> [GIVEN ENTRIES]:
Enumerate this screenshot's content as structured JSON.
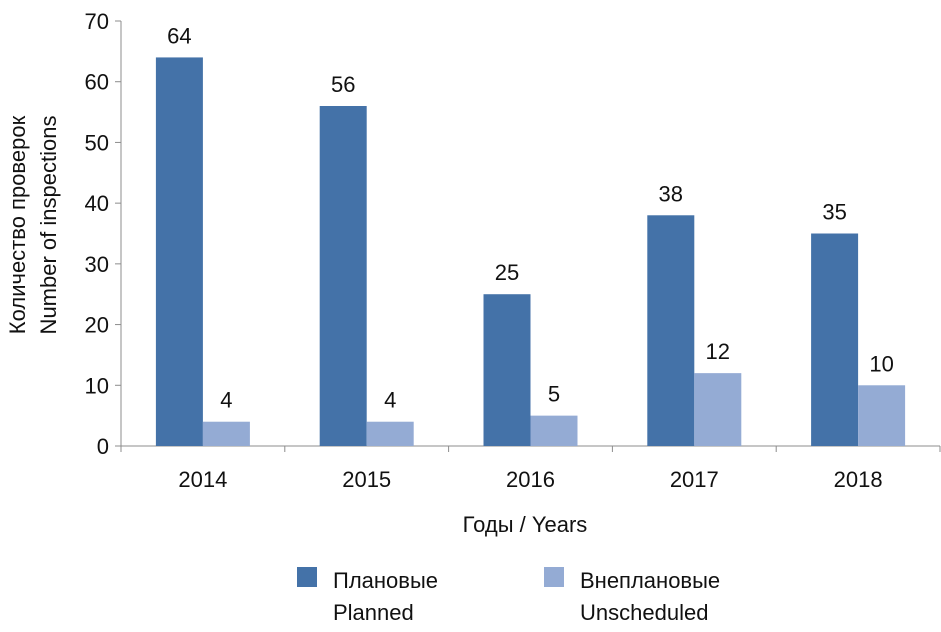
{
  "chart_data": {
    "type": "bar",
    "categories": [
      "2014",
      "2015",
      "2016",
      "2017",
      "2018"
    ],
    "series": [
      {
        "name": "Плановые",
        "name_en": "Planned",
        "color": "#4472A8",
        "values": [
          64,
          56,
          25,
          38,
          35
        ],
        "labels": [
          "64",
          "56",
          "25",
          "38",
          "35"
        ]
      },
      {
        "name": "Внеплановые",
        "name_en": "Unscheduled",
        "color": "#94ABD4",
        "values": [
          4,
          4,
          5,
          12,
          10
        ],
        "labels": [
          "4",
          "4",
          "5",
          "12",
          "10"
        ]
      }
    ],
    "xlabel": "Годы / Years",
    "ylabel_line1": "Количество проверок",
    "ylabel_line2": "Number of inspections",
    "ylim": [
      0,
      70
    ],
    "yticks": [
      0,
      10,
      20,
      30,
      40,
      50,
      60,
      70
    ],
    "ytick_labels": [
      "0",
      "10",
      "20",
      "30",
      "40",
      "50",
      "60",
      "70"
    ],
    "grid": false,
    "legend_position": "bottom"
  }
}
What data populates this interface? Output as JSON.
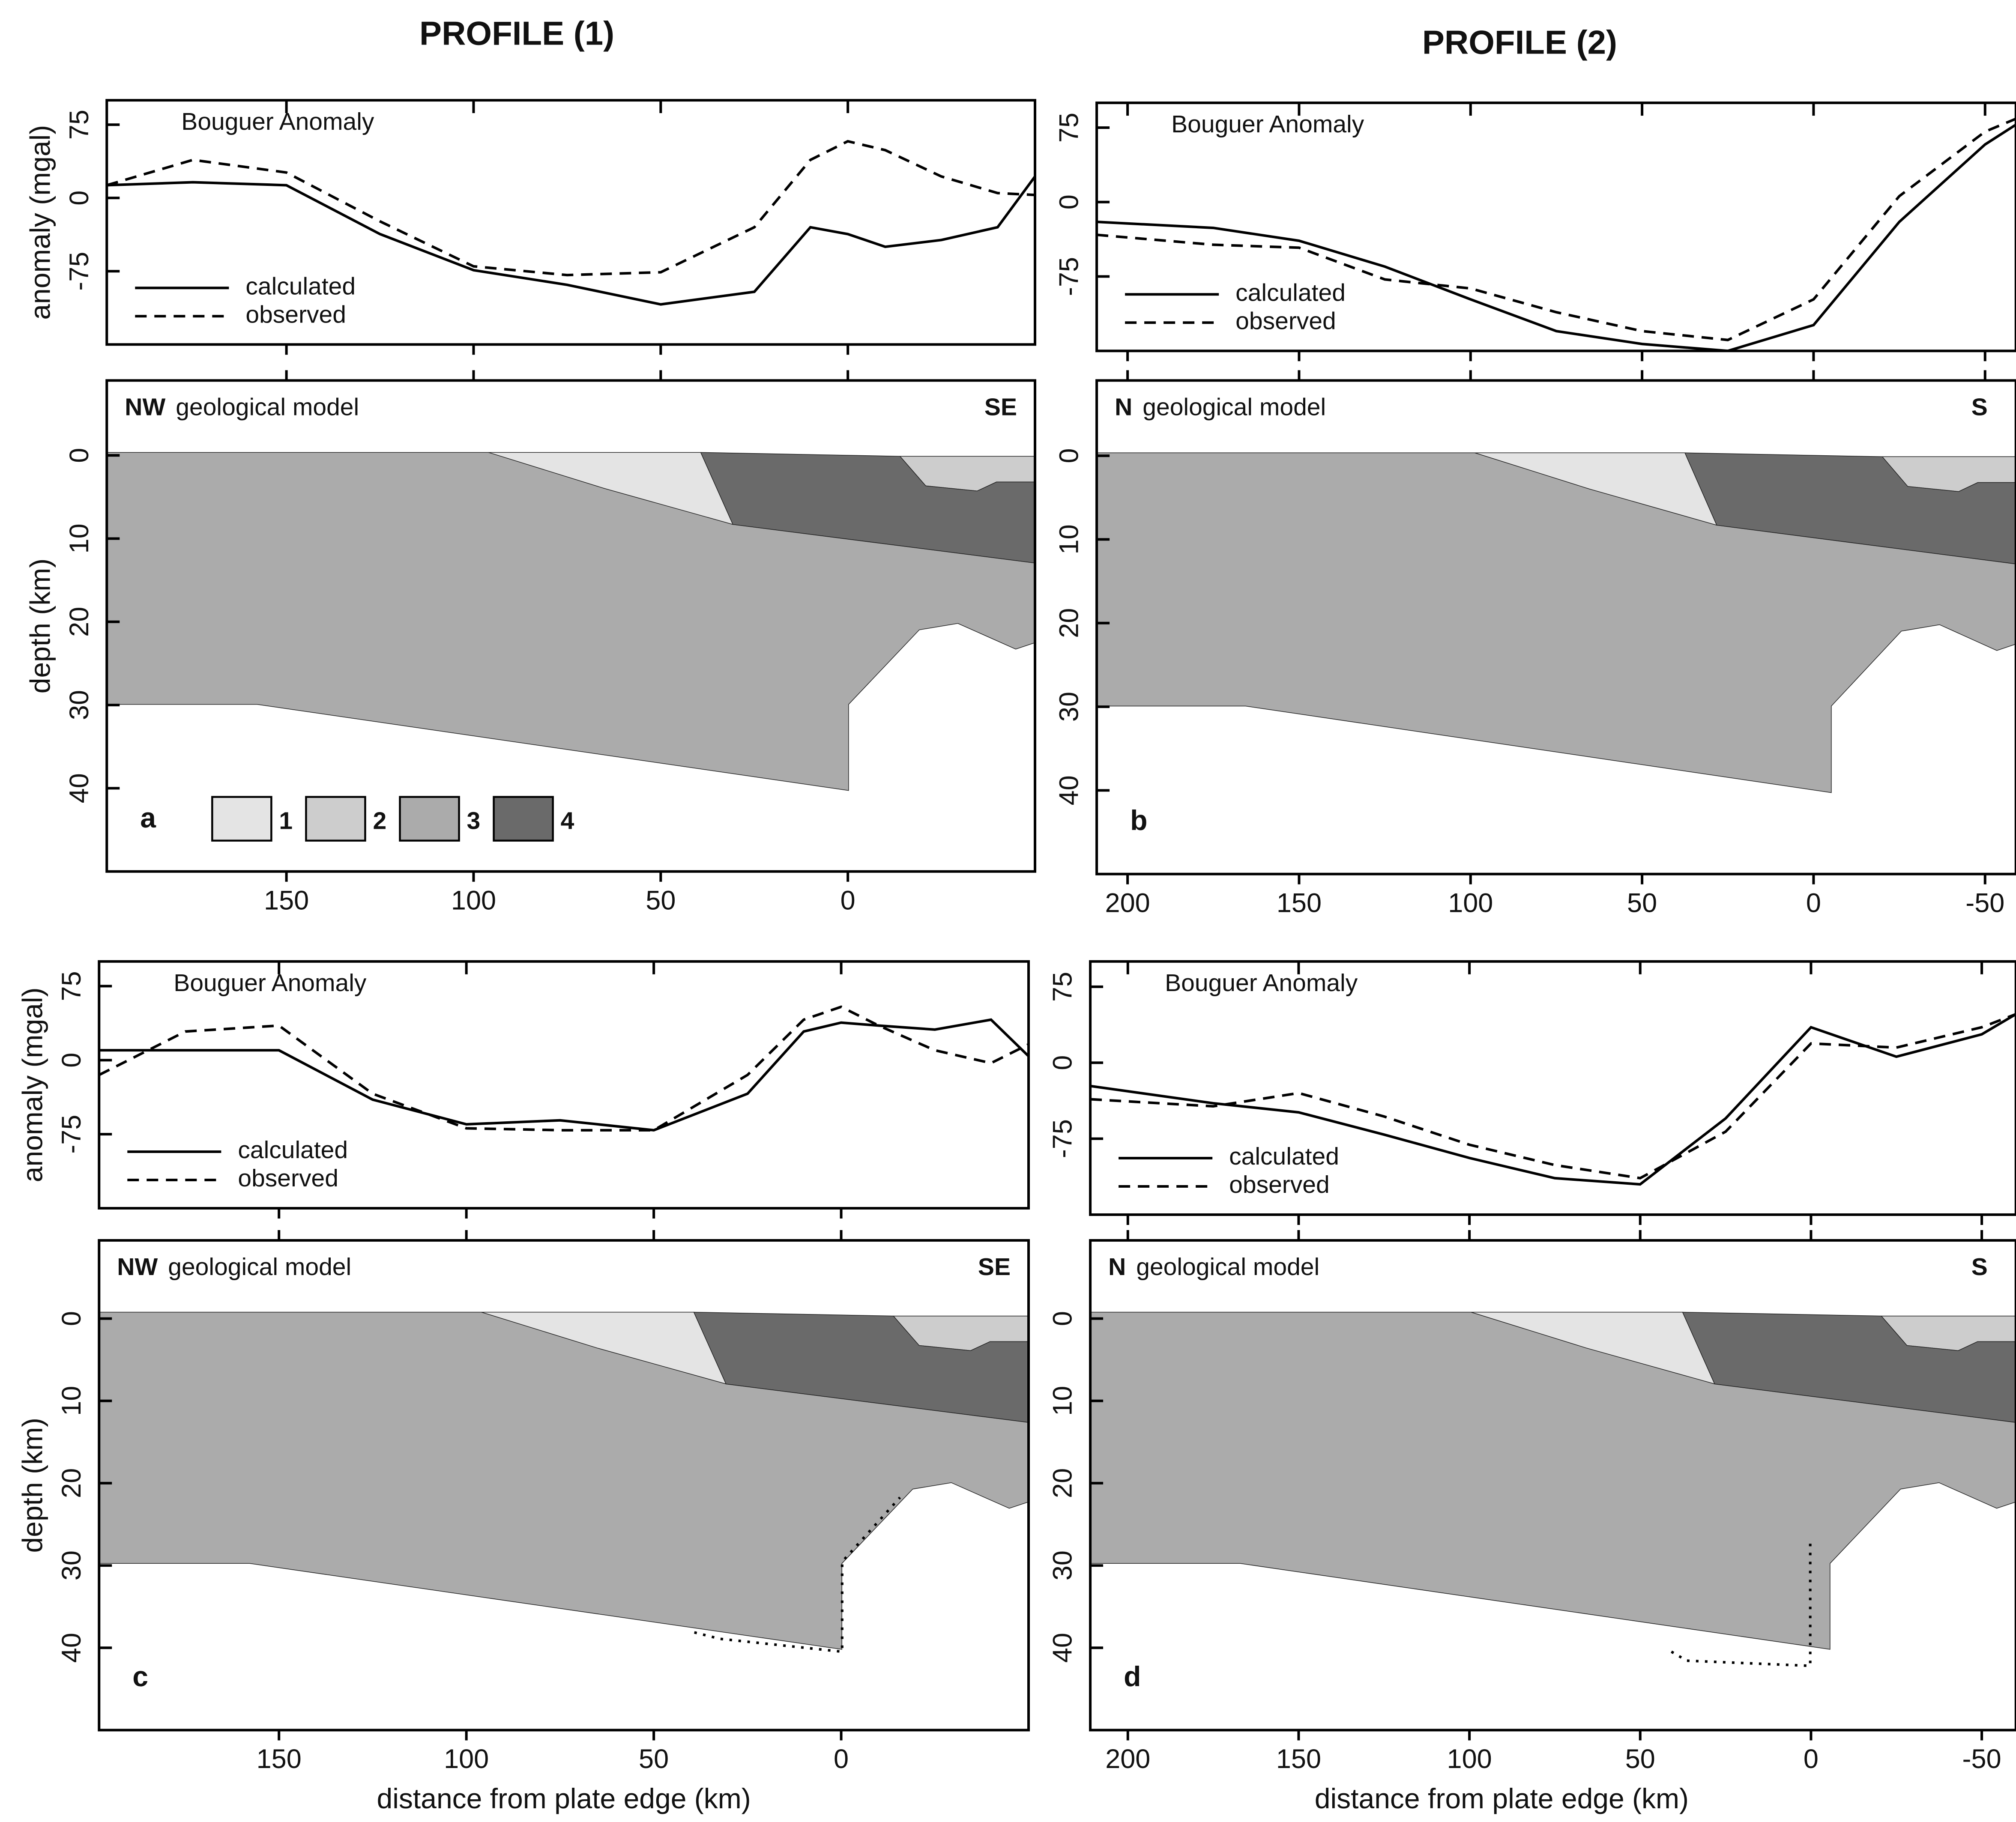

> [THE EXERCISE]: Copy out every line holding the string "this".

> [RESULT]:
Enumerate this screenshot's content as structured JSON.
What data populates this interface? Output as JSON.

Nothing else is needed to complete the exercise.